Exercise aim >>
Return each line that holds the word "Уборка".

(Collected data)
* * * * *

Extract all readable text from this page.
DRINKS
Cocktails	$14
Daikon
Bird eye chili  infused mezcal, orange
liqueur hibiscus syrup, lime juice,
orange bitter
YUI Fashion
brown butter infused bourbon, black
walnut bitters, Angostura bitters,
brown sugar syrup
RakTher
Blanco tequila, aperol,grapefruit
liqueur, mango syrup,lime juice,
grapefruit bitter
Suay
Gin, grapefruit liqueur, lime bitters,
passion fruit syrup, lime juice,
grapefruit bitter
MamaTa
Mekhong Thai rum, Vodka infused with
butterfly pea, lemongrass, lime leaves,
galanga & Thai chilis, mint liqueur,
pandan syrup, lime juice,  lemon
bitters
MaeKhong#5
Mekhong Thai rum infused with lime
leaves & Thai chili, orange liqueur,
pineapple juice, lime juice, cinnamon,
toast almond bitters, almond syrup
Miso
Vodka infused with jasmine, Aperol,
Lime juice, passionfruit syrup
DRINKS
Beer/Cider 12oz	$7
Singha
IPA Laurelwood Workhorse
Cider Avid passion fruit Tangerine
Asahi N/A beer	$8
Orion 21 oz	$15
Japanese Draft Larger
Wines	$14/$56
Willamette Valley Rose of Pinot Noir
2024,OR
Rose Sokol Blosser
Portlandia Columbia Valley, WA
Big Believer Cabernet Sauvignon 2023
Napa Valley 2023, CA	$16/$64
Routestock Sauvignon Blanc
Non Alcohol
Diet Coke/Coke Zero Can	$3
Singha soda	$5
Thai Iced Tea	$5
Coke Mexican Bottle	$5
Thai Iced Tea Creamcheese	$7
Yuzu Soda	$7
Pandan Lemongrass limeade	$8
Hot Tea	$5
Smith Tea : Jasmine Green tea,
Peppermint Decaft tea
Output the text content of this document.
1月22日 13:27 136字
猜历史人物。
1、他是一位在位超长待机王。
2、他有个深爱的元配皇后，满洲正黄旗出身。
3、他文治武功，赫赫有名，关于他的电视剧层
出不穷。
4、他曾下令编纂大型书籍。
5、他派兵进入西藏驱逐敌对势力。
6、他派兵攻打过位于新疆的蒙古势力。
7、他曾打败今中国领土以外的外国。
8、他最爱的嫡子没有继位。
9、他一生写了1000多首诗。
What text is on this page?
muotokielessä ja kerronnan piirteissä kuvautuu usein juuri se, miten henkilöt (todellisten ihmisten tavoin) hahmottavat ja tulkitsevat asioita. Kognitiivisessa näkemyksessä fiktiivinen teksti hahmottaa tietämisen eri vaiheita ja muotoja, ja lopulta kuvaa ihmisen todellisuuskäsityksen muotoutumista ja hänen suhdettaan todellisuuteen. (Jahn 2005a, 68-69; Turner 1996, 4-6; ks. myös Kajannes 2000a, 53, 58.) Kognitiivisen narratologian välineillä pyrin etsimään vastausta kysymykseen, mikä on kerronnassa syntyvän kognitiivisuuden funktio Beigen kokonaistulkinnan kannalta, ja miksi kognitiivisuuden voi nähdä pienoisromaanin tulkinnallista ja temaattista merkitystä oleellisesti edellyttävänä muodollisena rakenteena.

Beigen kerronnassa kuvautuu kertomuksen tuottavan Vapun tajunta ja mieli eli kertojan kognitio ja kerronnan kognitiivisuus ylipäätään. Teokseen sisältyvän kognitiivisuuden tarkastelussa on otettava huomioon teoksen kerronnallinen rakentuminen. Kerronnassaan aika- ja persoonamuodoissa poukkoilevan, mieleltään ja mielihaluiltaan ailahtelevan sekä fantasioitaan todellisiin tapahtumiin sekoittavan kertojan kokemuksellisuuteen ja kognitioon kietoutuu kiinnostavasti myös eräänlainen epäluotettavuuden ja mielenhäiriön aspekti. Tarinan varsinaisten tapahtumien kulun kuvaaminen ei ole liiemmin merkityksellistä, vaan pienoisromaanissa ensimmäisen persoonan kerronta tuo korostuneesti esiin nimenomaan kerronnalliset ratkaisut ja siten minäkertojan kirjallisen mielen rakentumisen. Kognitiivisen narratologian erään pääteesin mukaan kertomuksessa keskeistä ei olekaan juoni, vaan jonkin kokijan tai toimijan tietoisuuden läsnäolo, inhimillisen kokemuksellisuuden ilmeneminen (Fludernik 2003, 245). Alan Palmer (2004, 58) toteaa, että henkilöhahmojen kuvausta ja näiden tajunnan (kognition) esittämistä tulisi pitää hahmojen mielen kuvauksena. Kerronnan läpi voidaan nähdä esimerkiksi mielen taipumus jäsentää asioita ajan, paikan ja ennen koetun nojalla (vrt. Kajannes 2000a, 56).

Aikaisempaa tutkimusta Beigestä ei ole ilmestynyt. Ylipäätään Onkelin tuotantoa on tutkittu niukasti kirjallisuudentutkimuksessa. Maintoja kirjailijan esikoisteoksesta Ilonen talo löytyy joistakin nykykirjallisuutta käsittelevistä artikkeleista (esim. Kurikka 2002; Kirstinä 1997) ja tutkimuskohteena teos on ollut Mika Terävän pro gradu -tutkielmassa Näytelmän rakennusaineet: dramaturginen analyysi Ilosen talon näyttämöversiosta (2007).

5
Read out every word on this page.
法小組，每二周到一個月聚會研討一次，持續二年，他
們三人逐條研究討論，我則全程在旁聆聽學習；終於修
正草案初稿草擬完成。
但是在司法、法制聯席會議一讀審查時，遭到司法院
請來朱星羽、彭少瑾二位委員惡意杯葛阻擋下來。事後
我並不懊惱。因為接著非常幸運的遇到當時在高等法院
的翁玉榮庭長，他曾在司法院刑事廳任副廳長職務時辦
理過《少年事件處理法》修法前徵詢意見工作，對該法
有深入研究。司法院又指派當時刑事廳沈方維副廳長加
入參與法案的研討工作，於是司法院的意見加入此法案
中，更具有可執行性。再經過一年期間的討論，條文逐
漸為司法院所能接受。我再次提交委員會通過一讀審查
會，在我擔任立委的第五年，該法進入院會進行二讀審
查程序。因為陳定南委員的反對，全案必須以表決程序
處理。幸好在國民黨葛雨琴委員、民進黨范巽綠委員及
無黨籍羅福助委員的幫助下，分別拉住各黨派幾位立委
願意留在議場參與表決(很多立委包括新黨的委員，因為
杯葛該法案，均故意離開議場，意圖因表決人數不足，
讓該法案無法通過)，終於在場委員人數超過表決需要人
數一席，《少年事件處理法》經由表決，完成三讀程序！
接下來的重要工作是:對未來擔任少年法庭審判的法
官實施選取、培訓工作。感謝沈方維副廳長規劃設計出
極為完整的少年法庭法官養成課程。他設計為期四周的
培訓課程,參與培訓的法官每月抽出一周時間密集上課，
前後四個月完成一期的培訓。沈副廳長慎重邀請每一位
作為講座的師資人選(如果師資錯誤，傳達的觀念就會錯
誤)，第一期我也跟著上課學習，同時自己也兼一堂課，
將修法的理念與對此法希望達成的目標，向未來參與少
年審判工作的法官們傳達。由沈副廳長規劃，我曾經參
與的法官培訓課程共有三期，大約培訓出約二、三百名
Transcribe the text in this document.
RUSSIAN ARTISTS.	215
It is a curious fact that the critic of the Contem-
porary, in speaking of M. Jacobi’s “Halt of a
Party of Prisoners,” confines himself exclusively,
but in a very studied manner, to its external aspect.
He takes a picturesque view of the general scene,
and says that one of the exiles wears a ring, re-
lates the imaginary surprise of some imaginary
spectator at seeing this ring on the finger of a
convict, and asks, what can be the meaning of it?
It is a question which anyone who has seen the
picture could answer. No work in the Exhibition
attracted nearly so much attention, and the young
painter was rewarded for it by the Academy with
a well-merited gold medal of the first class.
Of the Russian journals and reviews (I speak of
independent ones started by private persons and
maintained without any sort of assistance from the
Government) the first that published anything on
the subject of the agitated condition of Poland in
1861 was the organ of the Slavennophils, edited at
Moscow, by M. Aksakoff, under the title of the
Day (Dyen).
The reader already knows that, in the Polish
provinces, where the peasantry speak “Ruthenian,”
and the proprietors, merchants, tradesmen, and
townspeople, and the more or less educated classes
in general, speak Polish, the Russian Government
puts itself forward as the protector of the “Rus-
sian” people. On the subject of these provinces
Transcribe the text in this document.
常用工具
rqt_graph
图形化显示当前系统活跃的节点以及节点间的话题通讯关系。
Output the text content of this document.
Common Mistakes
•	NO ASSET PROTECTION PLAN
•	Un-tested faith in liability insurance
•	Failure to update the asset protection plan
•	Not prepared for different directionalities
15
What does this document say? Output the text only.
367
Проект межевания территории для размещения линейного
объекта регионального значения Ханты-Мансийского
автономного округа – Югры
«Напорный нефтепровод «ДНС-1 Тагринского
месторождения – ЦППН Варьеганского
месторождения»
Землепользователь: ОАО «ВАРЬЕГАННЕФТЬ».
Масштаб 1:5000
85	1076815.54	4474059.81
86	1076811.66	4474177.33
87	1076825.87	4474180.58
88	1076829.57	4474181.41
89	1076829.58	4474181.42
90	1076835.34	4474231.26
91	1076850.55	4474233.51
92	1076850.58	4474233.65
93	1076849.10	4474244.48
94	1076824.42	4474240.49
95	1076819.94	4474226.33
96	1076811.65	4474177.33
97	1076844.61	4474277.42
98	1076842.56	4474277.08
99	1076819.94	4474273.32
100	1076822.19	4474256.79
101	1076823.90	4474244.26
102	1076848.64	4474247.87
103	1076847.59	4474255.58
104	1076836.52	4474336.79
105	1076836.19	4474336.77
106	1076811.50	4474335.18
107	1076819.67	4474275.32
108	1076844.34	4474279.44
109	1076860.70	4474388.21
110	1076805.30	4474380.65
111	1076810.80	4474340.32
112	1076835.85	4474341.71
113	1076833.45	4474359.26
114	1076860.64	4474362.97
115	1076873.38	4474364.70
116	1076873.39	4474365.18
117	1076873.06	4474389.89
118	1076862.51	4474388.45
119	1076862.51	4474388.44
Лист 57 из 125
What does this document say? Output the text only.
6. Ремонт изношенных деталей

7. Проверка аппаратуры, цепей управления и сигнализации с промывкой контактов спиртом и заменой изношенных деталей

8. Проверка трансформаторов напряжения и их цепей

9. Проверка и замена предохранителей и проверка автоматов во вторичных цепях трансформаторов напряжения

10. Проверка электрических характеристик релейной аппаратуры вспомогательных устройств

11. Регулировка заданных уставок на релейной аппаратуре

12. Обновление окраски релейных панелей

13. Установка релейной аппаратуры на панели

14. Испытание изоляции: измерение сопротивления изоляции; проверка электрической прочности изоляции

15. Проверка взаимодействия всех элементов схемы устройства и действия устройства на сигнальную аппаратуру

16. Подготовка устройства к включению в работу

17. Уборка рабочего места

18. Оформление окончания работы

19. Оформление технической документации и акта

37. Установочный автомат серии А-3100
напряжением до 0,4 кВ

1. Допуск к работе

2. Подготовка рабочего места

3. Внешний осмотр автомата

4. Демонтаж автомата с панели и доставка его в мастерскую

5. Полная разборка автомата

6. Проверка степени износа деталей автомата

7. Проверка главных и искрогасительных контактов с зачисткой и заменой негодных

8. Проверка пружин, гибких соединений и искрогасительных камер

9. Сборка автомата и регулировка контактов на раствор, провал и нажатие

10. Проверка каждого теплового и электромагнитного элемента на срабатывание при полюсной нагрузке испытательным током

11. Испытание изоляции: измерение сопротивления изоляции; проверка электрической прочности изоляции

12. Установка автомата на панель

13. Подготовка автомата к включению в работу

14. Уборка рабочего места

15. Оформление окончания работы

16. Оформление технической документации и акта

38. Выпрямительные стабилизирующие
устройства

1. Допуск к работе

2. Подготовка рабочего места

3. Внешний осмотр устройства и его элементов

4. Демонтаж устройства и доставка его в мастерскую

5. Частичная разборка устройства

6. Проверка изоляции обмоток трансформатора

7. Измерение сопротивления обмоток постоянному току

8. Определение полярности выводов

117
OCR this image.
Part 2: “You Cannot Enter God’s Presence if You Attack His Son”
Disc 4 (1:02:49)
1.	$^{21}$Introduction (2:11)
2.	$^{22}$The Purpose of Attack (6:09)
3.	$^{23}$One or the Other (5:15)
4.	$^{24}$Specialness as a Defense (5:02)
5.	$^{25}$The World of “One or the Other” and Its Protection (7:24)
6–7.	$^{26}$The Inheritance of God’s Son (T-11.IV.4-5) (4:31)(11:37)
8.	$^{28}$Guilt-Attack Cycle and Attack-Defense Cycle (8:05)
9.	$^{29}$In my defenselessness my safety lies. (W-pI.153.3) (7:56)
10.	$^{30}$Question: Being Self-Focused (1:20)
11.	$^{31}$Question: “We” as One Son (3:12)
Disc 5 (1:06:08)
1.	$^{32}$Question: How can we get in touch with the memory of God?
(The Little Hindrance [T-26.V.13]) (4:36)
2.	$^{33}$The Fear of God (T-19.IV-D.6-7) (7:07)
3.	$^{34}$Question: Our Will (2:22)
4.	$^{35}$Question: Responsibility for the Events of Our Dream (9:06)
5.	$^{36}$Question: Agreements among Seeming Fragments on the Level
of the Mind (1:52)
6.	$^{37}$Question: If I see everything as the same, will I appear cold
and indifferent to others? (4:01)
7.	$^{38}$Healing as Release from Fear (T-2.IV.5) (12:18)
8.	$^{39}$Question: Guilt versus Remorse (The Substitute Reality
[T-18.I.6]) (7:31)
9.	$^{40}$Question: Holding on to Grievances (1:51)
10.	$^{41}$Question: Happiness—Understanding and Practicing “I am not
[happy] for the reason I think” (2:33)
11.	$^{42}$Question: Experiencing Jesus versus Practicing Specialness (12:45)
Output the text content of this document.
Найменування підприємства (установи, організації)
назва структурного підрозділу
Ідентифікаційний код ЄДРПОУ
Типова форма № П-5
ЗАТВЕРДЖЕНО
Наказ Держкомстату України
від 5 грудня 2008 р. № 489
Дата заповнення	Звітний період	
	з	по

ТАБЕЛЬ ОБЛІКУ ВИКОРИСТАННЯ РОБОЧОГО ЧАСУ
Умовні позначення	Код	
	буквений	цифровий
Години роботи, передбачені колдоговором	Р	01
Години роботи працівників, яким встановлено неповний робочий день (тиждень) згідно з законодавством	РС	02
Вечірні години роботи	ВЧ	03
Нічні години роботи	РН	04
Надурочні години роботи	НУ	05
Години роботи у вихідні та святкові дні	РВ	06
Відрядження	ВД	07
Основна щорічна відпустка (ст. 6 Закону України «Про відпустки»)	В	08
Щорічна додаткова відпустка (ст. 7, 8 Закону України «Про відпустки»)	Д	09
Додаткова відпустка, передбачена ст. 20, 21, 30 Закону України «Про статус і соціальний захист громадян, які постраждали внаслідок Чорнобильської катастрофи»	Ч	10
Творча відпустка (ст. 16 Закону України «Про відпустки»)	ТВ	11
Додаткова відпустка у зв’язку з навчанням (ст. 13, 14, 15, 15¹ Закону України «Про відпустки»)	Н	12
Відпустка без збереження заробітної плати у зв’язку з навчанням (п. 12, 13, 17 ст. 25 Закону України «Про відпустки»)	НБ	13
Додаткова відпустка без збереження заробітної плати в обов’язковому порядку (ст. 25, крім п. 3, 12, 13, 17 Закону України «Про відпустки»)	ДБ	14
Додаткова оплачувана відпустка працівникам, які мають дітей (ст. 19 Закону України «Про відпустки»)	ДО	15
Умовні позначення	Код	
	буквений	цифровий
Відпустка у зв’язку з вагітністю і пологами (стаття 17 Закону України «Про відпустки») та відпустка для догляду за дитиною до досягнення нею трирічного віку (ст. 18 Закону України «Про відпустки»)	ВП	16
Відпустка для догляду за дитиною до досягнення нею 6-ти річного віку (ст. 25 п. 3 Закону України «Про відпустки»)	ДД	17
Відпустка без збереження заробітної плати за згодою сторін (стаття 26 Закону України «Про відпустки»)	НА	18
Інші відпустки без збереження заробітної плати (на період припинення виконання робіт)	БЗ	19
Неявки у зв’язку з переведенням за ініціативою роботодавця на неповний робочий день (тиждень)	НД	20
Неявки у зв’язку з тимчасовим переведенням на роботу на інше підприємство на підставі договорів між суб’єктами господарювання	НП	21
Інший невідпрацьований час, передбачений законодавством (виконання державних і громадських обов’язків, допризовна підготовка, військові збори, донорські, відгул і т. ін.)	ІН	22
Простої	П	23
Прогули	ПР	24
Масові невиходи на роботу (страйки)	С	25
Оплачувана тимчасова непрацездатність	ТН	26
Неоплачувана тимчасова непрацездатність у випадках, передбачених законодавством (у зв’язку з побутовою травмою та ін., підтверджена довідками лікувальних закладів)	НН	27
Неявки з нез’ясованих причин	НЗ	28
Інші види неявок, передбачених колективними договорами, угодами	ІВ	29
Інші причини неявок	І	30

* * * * *

Solution to this task >>
17. Уборка рабочего места
14. Уборка рабочего места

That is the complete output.